Quote all of the data below exactly, please.

+===+

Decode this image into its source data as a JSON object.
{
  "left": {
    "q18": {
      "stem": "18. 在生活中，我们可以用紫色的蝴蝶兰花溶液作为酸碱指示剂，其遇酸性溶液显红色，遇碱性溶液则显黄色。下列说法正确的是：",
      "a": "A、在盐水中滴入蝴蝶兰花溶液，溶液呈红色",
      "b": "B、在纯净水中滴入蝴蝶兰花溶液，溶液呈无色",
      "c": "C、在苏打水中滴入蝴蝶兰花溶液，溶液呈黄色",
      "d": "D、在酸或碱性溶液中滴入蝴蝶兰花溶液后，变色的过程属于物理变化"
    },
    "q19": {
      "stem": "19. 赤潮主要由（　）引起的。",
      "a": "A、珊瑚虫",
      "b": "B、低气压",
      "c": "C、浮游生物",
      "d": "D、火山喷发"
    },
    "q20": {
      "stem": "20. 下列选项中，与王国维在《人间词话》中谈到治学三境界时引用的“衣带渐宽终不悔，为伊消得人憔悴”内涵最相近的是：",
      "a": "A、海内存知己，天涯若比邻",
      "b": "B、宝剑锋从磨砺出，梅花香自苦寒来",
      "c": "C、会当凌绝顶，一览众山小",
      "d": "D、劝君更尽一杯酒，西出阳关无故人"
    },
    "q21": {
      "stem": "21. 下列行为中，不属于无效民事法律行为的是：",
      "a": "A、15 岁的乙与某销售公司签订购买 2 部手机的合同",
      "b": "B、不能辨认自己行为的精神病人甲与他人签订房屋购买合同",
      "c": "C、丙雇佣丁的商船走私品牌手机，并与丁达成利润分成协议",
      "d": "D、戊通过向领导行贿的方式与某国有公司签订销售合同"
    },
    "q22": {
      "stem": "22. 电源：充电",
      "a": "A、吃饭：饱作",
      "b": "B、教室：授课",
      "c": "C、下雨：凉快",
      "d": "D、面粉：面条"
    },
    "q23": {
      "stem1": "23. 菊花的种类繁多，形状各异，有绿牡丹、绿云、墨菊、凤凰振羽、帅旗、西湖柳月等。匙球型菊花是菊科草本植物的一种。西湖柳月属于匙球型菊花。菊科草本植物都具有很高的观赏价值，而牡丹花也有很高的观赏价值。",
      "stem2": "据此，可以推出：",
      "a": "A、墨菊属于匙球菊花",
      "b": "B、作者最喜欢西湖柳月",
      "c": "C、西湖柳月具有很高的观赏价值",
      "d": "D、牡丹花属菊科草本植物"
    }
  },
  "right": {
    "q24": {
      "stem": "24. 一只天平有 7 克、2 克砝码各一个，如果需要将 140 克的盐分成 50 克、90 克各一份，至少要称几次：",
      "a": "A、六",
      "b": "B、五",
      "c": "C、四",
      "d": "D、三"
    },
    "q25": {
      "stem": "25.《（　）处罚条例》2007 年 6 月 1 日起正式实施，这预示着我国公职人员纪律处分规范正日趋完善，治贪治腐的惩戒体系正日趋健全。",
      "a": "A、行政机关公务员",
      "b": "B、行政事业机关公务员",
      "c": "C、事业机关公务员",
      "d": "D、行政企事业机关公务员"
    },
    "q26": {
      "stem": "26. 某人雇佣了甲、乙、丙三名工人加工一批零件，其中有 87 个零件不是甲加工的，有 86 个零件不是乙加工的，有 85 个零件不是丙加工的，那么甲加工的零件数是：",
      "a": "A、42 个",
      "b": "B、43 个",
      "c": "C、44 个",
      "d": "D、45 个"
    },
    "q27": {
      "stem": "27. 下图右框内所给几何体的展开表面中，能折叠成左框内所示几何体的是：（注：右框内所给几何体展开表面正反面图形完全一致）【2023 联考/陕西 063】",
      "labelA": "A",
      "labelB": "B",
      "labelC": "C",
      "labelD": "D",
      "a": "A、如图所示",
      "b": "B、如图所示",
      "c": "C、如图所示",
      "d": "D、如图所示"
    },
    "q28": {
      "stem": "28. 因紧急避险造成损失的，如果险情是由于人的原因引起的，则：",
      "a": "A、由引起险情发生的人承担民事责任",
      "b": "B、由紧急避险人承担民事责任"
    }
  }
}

+===+

Solution ->
Decode this image into its source data as a JSON object.
{
  "left": {
    "q18": {
      "stem": "18. 在生活中，我们可以用紫色的蝴蝶兰花溶液作为酸碱指示剂，其遇酸性溶液显红色，遇碱性溶液则显黄色。下列说法正确的是：",
      "a": "A、在盐水中滴入蝴蝶兰花溶液，溶液呈红色",
      "b": "B、在纯净水中滴入蝴蝶兰花溶液，溶液呈无色",
      "c": "C、在苏打水中滴入蝴蝶兰花溶液，溶液呈黄色",
      "d": "D、在酸或碱性溶液中滴入蝴蝶兰花溶液后，变色的过程属于物理变化"
    },
    "q19": {
      "stem": "19. 赤潮主要由（　）引起的。",
      "a": "A、珊瑚虫",
      "b": "B、低气压",
      "c": "C、浮游生物",
      "d": "D、火山喷发"
    },
    "q20": {
      "stem": "20. 下列选项中，与王国维在《人间词话》中谈到治学三境界时引用的“衣带渐宽终不悔，为伊消得人憔悴”内涵最相近的是：",
      "a": "A、海内存知己，天涯若比邻",
      "b": "B、宝剑锋从磨砺出，梅花香自苦寒来",
      "c": "C、会当凌绝顶，一览众山小",
      "d": "D、劝君更尽一杯酒，西出阳关无故人"
    },
    "q21": {
      "stem": "21. 下列行为中，不属于无效民事法律行为的是：",
      "a": "A、15 岁的乙与某销售公司签订购买 2 部手机的合同",
      "b": "B、不能辨认自己行为的精神病人甲与他人签订房屋购买合同",
      "c": "C、丙雇佣丁的商船走私品牌手机，并与丁达成利润分成协议",
      "d": "D、戊通过向领导行贿的方式与某国有公司签订销售合同"
    },
    "q22": {
      "stem": "22. 电源：充电",
      "a": "A、吃饭：饱作",
      "b": "B、教室：授课",
      "c": "C、下雨：凉快",
      "d": "D、面粉：面条"
    },
    "q23": {
      "stem1": "23. 菊花的种类繁多，形状各异，有绿牡丹、绿云、墨菊、凤凰振羽、帅旗、西湖柳月等。匙球型菊花是菊科草本植物的一种。西湖柳月属于匙球型菊花。菊科草本植物都具有很高的观赏价值，而牡丹花也有很高的观赏价值。",
      "stem2": "据此，可以推出：",
      "a": "A、墨菊属于匙球菊花",
      "b": "B、作者最喜欢西湖柳月",
      "c": "C、西湖柳月具有很高的观赏价值",
      "d": "D、牡丹花属菊科草本植物"
    }
  },
  "right": {
    "q24": {
      "stem": "24. 一只天平有 7 克、2 克砝码各一个，如果需要将 140 克的盐分成 50 克、90 克各一份，至少要称几次：",
      "a": "A、六",
      "b": "B、五",
      "c": "C、四",
      "d": "D、三"
    },
    "q25": {
      "stem": "25.《（　）处罚条例》2007 年 6 月 1 日起正式实施，这预示着我国公职人员纪律处分规范正日趋完善，治贪治腐的惩戒体系正日趋健全。",
      "a": "A、行政机关公务员",
      "b": "B、行政事业机关公务员",
      "c": "C、事业机关公务员",
      "d": "D、行政企事业机关公务员"
    },
    "q26": {
      "stem": "26. 某人雇佣了甲、乙、丙三名工人加工一批零件，其中有 87 个零件不是甲加工的，有 86 个零件不是乙加工的，有 85 个零件不是丙加工的，那么甲加工的零件数是：",
      "a": "A、42 个",
      "b": "B、43 个",
      "c": "C、44 个",
      "d": "D、45 个"
    },
    "q27": {
      "stem": "27. 下图右框内所给几何体的展开表面中，能折叠成左框内所示几何体的是：（注：右框内所给几何体展开表面正反面图形完全一致）【2023 联考/陕西 063】",
      "labelA": "A",
      "labelB": "B",
      "labelC": "C",
      "labelD": "D",
      "a": "A、如图所示",
      "b": "B、如图所示",
      "c": "C、如图所示",
      "d": "D、如图所示"
    },
    "q28": {
      "stem": "28. 因紧急避险造成损失的，如果险情是由于人的原因引起的，则：",
      "a": "A、由引起险情发生的人承担民事责任",
      "b": "B、由紧急避险人承担民事责任"
    }
  }
}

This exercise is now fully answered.